= Prompt =
Omit every picture, then give all the entries again exactly.

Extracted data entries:
** START **
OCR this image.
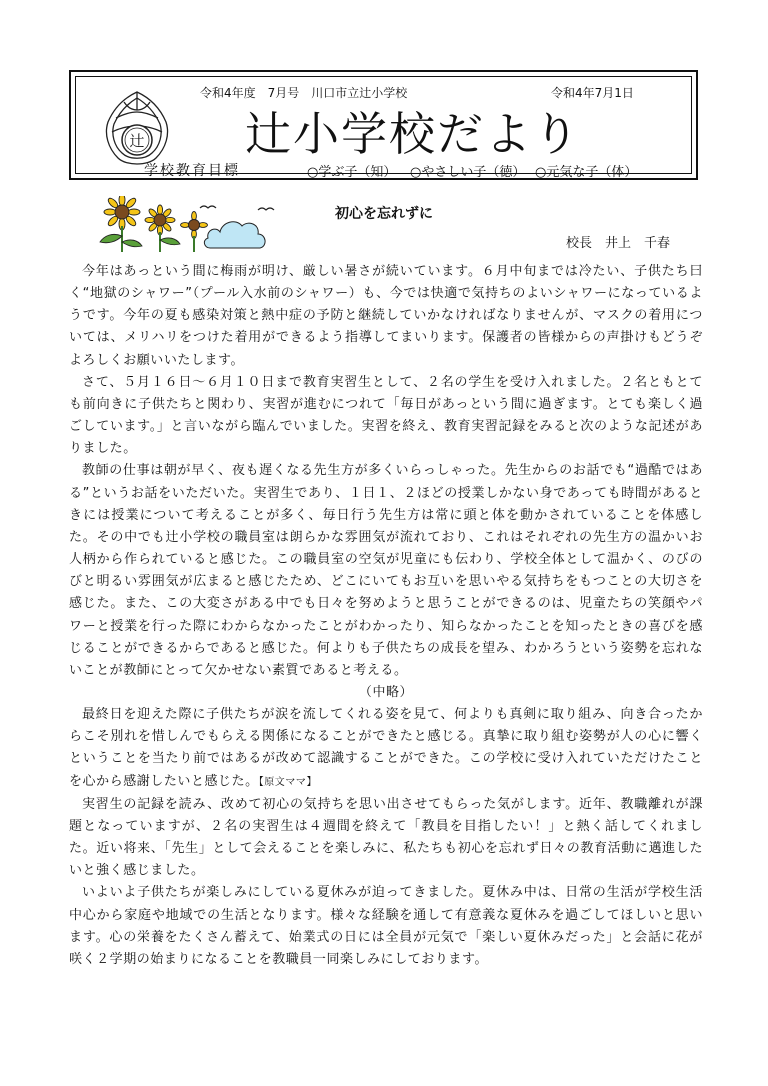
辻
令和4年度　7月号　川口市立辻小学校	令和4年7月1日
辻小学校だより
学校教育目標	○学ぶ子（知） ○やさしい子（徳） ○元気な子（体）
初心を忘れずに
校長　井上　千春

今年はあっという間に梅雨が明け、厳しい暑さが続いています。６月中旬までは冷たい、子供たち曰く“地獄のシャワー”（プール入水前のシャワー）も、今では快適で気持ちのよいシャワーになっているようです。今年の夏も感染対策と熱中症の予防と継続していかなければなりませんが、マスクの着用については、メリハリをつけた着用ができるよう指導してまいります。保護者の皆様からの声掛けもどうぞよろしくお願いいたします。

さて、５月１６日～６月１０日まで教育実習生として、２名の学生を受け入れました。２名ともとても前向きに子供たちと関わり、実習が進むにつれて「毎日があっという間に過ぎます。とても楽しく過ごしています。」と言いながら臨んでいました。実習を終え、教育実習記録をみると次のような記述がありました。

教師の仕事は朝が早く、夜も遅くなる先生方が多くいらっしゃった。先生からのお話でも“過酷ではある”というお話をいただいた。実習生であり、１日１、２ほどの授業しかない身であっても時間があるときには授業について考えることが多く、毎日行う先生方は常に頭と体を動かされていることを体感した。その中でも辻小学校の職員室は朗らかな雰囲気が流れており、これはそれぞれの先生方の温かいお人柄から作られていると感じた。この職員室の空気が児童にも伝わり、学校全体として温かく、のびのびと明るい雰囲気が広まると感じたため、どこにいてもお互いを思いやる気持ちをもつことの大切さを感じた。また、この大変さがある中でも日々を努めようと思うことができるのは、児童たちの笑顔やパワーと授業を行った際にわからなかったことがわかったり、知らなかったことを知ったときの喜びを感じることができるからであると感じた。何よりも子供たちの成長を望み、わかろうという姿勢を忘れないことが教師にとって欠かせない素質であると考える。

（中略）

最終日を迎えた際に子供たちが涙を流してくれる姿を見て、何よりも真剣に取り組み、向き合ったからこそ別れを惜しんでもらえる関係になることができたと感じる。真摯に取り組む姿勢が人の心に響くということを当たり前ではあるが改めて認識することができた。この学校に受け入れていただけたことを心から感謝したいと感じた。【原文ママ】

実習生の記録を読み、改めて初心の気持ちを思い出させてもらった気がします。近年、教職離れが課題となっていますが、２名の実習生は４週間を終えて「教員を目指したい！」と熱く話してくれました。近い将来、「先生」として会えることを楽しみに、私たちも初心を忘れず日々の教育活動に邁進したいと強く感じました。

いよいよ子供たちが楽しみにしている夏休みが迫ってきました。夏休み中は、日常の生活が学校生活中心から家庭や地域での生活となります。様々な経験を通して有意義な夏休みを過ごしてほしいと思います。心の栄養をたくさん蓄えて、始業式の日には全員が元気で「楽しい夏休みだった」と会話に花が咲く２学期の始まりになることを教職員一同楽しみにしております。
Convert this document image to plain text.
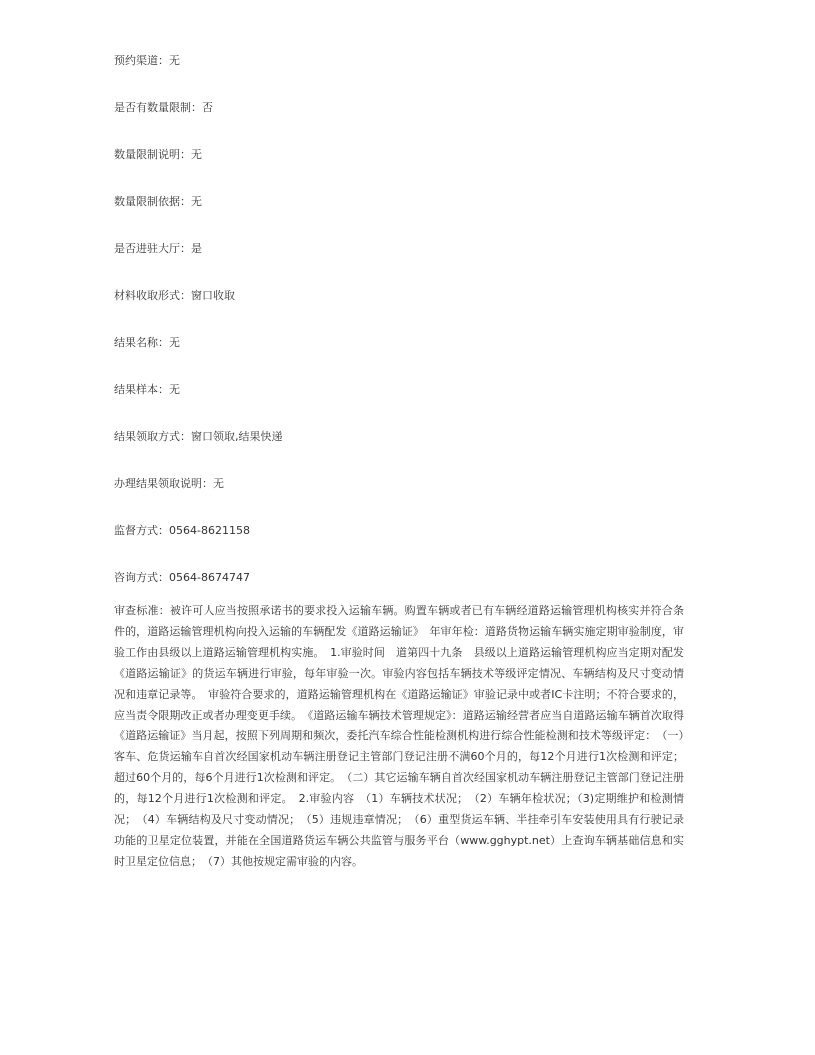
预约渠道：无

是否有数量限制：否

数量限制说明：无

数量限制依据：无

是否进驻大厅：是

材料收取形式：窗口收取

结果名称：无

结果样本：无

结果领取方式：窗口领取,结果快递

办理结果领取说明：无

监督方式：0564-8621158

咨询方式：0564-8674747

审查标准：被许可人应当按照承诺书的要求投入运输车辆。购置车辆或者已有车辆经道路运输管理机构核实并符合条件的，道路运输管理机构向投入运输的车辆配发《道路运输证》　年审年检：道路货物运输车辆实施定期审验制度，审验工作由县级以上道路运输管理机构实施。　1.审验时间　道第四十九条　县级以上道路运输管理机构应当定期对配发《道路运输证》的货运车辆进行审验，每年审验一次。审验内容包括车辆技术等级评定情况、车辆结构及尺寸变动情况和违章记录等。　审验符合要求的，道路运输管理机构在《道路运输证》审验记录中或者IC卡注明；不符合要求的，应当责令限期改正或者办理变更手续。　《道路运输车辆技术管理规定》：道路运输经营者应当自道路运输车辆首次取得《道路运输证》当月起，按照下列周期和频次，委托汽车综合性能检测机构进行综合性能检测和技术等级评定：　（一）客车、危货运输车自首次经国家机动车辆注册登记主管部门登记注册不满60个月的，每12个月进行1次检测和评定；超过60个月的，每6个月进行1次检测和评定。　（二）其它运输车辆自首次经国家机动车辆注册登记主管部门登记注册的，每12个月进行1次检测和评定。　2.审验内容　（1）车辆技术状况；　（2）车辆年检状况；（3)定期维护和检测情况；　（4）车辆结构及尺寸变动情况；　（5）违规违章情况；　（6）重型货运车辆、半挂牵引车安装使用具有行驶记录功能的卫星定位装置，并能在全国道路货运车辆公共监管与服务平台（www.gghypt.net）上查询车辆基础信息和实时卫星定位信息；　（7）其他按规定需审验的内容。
** END **
= Expected answer =
OCR this image.
辻
令和4年度　7月号　川口市立辻小学校	令和4年7月1日
辻小学校だより
学校教育目標	○学ぶ子（知） ○やさしい子（徳） ○元気な子（体）
初心を忘れずに
校長　井上　千春

今年はあっという間に梅雨が明け、厳しい暑さが続いています。６月中旬までは冷たい、子供たち曰く“地獄のシャワー”（プール入水前のシャワー）も、今では快適で気持ちのよいシャワーになっているようです。今年の夏も感染対策と熱中症の予防と継続していかなければなりませんが、マスクの着用については、メリハリをつけた着用ができるよう指導してまいります。保護者の皆様からの声掛けもどうぞよろしくお願いいたします。

さて、５月１６日～６月１０日まで教育実習生として、２名の学生を受け入れました。２名ともとても前向きに子供たちと関わり、実習が進むにつれて「毎日があっという間に過ぎます。とても楽しく過ごしています。」と言いながら臨んでいました。実習を終え、教育実習記録をみると次のような記述がありました。

教師の仕事は朝が早く、夜も遅くなる先生方が多くいらっしゃった。先生からのお話でも“過酷ではある”というお話をいただいた。実習生であり、１日１、２ほどの授業しかない身であっても時間があるときには授業について考えることが多く、毎日行う先生方は常に頭と体を動かされていることを体感した。その中でも辻小学校の職員室は朗らかな雰囲気が流れており、これはそれぞれの先生方の温かいお人柄から作られていると感じた。この職員室の空気が児童にも伝わり、学校全体として温かく、のびのびと明るい雰囲気が広まると感じたため、どこにいてもお互いを思いやる気持ちをもつことの大切さを感じた。また、この大変さがある中でも日々を努めようと思うことができるのは、児童たちの笑顔やパワーと授業を行った際にわからなかったことがわかったり、知らなかったことを知ったときの喜びを感じることができるからであると感じた。何よりも子供たちの成長を望み、わかろうという姿勢を忘れないことが教師にとって欠かせない素質であると考える。

（中略）

最終日を迎えた際に子供たちが涙を流してくれる姿を見て、何よりも真剣に取り組み、向き合ったからこそ別れを惜しんでもらえる関係になることができたと感じる。真摯に取り組む姿勢が人の心に響くということを当たり前ではあるが改めて認識することができた。この学校に受け入れていただけたことを心から感謝したいと感じた。【原文ママ】

実習生の記録を読み、改めて初心の気持ちを思い出させてもらった気がします。近年、教職離れが課題となっていますが、２名の実習生は４週間を終えて「教員を目指したい！」と熱く話してくれました。近い将来、「先生」として会えることを楽しみに、私たちも初心を忘れず日々の教育活動に邁進したいと強く感じました。

いよいよ子供たちが楽しみにしている夏休みが迫ってきました。夏休み中は、日常の生活が学校生活中心から家庭や地域での生活となります。様々な経験を通して有意義な夏休みを過ごしてほしいと思います。心の栄養をたくさん蓄えて、始業式の日には全員が元気で「楽しい夏休みだった」と会話に花が咲く２学期の始まりになることを教職員一同楽しみにしております。
Convert this document image to plain text.
预约渠道：无

是否有数量限制：否

数量限制说明：无

数量限制依据：无

是否进驻大厅：是

材料收取形式：窗口收取

结果名称：无

结果样本：无

结果领取方式：窗口领取,结果快递

办理结果领取说明：无

监督方式：0564-8621158

咨询方式：0564-8674747

审查标准：被许可人应当按照承诺书的要求投入运输车辆。购置车辆或者已有车辆经道路运输管理机构核实并符合条件的，道路运输管理机构向投入运输的车辆配发《道路运输证》　年审年检：道路货物运输车辆实施定期审验制度，审验工作由县级以上道路运输管理机构实施。　1.审验时间　道第四十九条　县级以上道路运输管理机构应当定期对配发《道路运输证》的货运车辆进行审验，每年审验一次。审验内容包括车辆技术等级评定情况、车辆结构及尺寸变动情况和违章记录等。　审验符合要求的，道路运输管理机构在《道路运输证》审验记录中或者IC卡注明；不符合要求的，应当责令限期改正或者办理变更手续。　《道路运输车辆技术管理规定》：道路运输经营者应当自道路运输车辆首次取得《道路运输证》当月起，按照下列周期和频次，委托汽车综合性能检测机构进行综合性能检测和技术等级评定：　（一）客车、危货运输车自首次经国家机动车辆注册登记主管部门登记注册不满60个月的，每12个月进行1次检测和评定；超过60个月的，每6个月进行1次检测和评定。　（二）其它运输车辆自首次经国家机动车辆注册登记主管部门登记注册的，每12个月进行1次检测和评定。　2.审验内容　（1）车辆技术状况；　（2）车辆年检状况；（3)定期维护和检测情况；　（4）车辆结构及尺寸变动情况；　（5）违规违章情况；　（6）重型货运车辆、半挂牵引车安装使用具有行驶记录功能的卫星定位装置，并能在全国道路货运车辆公共监管与服务平台（www.gghypt.net）上查询车辆基础信息和实时卫星定位信息；　（7）其他按规定需审验的内容。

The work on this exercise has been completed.